◆ **Collected data entries**:

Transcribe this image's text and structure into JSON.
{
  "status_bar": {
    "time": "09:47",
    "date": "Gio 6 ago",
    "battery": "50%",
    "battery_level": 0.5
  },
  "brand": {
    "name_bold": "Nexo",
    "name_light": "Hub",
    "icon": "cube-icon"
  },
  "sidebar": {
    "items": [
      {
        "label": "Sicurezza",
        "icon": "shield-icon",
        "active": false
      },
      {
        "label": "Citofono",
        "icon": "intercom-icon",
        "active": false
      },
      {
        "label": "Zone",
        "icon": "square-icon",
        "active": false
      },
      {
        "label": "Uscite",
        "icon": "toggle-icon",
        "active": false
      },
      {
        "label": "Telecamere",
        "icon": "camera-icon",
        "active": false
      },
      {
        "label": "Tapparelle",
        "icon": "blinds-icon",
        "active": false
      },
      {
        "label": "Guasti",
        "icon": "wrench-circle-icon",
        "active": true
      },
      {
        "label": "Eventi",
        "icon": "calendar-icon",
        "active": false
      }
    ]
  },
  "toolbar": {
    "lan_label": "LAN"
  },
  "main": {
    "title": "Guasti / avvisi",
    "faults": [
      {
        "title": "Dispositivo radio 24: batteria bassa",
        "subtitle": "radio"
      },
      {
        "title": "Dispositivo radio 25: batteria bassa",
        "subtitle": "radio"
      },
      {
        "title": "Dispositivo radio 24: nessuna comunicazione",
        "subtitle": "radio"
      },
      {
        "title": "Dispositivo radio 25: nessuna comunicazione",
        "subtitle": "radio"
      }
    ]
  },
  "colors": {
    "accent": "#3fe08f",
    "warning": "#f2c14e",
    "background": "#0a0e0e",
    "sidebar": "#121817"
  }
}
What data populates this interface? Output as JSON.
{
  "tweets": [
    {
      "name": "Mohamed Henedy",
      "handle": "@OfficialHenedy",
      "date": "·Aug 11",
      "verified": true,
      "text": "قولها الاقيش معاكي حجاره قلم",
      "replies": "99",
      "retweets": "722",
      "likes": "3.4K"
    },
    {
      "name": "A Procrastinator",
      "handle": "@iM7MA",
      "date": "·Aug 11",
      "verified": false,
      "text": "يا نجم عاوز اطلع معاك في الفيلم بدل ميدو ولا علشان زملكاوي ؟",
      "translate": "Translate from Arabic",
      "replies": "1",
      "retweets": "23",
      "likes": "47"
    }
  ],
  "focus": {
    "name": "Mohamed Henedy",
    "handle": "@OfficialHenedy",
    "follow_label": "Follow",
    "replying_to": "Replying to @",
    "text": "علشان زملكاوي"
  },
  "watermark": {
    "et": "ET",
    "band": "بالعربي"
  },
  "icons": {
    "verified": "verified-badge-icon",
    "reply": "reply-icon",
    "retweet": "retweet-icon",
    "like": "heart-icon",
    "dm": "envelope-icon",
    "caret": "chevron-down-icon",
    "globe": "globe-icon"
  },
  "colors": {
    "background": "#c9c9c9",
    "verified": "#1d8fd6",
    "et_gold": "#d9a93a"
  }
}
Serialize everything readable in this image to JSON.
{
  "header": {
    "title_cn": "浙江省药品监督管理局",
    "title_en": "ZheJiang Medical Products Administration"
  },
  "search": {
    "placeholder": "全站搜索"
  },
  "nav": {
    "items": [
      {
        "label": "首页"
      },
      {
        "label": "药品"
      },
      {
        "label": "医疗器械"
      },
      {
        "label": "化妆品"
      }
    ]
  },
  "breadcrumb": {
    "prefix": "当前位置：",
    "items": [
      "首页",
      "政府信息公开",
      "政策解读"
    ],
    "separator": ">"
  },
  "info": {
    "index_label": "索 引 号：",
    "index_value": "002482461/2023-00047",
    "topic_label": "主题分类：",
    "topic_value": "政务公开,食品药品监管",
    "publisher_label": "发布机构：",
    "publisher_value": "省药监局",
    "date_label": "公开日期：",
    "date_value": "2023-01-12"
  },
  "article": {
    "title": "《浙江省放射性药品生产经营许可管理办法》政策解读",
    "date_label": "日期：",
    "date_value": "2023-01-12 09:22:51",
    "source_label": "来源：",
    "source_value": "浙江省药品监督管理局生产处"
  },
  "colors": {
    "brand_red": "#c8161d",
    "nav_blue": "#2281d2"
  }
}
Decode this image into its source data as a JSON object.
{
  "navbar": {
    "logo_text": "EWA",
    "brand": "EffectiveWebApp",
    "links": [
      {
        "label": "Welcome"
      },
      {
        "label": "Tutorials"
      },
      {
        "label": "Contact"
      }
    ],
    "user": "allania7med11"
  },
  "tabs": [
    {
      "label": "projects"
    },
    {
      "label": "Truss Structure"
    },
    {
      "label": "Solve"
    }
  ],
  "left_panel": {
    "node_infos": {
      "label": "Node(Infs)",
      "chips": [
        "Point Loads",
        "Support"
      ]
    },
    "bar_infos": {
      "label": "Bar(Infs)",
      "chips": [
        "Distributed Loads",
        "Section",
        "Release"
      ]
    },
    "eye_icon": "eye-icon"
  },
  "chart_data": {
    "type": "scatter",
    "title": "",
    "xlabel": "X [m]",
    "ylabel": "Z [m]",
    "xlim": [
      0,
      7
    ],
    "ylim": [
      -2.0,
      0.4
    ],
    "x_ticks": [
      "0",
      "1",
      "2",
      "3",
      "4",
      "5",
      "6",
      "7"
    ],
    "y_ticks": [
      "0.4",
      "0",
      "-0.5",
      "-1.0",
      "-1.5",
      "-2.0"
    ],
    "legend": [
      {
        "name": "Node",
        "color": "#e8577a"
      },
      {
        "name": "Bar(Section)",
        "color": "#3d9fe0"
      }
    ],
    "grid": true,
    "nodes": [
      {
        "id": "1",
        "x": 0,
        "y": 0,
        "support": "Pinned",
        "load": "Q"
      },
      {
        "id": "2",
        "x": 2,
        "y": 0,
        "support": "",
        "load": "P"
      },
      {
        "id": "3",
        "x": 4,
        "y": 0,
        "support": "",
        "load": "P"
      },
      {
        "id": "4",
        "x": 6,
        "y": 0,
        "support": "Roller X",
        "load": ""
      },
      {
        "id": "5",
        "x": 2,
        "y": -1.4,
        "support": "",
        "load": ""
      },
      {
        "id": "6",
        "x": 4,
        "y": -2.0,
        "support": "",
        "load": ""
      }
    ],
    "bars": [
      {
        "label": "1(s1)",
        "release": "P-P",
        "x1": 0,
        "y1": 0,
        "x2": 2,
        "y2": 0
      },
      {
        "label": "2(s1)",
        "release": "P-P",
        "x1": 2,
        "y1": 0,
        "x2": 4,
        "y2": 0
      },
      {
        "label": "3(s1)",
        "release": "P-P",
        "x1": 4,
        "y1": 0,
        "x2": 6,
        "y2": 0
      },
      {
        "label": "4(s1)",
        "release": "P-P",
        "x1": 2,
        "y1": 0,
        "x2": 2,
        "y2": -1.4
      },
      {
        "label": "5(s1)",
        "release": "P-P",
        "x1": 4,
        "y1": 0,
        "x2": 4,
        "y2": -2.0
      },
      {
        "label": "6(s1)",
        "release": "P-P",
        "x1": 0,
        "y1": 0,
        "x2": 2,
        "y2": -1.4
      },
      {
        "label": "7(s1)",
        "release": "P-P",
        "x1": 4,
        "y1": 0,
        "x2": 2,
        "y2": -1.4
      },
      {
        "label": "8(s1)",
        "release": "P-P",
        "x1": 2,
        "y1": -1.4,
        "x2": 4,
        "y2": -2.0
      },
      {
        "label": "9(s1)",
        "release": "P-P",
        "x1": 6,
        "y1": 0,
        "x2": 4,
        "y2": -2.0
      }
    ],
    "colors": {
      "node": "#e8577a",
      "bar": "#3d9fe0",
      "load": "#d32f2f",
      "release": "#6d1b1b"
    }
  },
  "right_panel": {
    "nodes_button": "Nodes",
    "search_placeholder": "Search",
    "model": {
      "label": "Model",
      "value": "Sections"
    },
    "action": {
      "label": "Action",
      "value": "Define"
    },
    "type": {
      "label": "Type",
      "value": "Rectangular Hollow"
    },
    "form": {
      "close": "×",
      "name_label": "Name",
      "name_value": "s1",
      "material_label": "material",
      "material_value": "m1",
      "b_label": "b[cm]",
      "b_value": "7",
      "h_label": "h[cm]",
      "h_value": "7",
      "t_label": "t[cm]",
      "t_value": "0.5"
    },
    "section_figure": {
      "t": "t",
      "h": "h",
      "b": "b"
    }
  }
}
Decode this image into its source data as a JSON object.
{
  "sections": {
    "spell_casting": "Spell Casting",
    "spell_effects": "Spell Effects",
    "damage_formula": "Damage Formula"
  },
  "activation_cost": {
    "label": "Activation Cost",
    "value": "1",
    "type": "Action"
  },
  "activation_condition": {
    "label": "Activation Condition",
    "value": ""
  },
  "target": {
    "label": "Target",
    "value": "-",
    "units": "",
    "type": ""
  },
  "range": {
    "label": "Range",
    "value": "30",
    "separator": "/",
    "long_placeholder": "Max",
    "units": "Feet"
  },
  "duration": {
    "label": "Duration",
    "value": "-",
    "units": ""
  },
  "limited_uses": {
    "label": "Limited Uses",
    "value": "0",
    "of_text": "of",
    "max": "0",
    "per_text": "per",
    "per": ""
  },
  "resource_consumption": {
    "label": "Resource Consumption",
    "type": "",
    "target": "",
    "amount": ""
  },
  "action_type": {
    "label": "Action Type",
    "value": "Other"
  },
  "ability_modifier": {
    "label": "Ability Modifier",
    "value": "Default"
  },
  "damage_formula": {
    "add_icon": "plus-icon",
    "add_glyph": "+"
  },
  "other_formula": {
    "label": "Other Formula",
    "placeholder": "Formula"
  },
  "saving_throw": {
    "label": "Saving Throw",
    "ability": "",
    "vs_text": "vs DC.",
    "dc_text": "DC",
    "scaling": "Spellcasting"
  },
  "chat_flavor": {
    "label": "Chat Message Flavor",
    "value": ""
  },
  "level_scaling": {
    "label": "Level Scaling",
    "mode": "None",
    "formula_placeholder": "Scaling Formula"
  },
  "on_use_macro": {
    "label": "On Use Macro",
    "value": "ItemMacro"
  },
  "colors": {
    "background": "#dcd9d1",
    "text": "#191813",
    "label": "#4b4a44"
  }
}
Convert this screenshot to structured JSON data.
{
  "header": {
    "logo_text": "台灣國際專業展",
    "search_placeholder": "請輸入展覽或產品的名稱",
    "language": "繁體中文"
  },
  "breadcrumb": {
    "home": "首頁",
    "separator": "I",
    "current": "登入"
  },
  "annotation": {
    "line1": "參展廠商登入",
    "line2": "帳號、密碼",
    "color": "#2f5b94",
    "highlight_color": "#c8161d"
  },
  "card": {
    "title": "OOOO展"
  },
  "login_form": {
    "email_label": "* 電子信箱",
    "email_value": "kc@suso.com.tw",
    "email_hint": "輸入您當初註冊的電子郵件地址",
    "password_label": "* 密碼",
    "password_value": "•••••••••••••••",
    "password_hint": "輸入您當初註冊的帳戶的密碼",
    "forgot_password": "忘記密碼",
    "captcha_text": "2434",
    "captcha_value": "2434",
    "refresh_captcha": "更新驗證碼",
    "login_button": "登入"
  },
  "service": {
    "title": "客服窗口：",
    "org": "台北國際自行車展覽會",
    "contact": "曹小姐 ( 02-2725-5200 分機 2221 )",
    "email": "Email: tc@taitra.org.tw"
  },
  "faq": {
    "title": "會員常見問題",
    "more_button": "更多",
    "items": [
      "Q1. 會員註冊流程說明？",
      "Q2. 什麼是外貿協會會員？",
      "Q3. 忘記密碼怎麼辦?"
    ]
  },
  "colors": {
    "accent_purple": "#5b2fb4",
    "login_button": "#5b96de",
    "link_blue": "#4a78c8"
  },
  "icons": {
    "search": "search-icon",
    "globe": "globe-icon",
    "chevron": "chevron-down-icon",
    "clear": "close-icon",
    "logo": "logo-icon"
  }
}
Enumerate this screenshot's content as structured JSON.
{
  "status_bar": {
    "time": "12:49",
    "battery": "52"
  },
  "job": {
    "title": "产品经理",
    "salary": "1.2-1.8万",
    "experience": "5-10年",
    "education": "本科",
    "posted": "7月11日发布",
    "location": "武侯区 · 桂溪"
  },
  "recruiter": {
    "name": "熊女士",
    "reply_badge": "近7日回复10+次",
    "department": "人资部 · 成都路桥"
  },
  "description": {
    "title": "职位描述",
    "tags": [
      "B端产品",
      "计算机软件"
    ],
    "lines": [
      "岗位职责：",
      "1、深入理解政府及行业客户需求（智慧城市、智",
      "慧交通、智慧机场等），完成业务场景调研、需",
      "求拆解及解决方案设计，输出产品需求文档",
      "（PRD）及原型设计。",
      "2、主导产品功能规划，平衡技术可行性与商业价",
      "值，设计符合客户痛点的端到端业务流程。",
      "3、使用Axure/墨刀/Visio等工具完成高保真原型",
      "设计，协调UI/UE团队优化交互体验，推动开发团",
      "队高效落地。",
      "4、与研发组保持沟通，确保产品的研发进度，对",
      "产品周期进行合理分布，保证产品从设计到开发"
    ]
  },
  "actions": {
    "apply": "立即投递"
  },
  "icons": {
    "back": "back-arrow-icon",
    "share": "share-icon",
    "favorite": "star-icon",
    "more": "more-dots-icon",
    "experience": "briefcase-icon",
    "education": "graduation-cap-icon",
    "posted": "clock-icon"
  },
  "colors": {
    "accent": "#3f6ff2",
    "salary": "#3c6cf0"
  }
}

◆ **Prompt**: Every line of the records that includes the word "JSON" should be gathered.

◆ **Full response**:
Transcribe this image's text and structure into JSON.
What data populates this interface? Output as JSON.
Serialize everything readable in this image to JSON.
Decode this image into its source data as a JSON object.
Decode this image into its source data as a JSON object.
Convert this screenshot to structured JSON data.
Enumerate this screenshot's content as structured JSON.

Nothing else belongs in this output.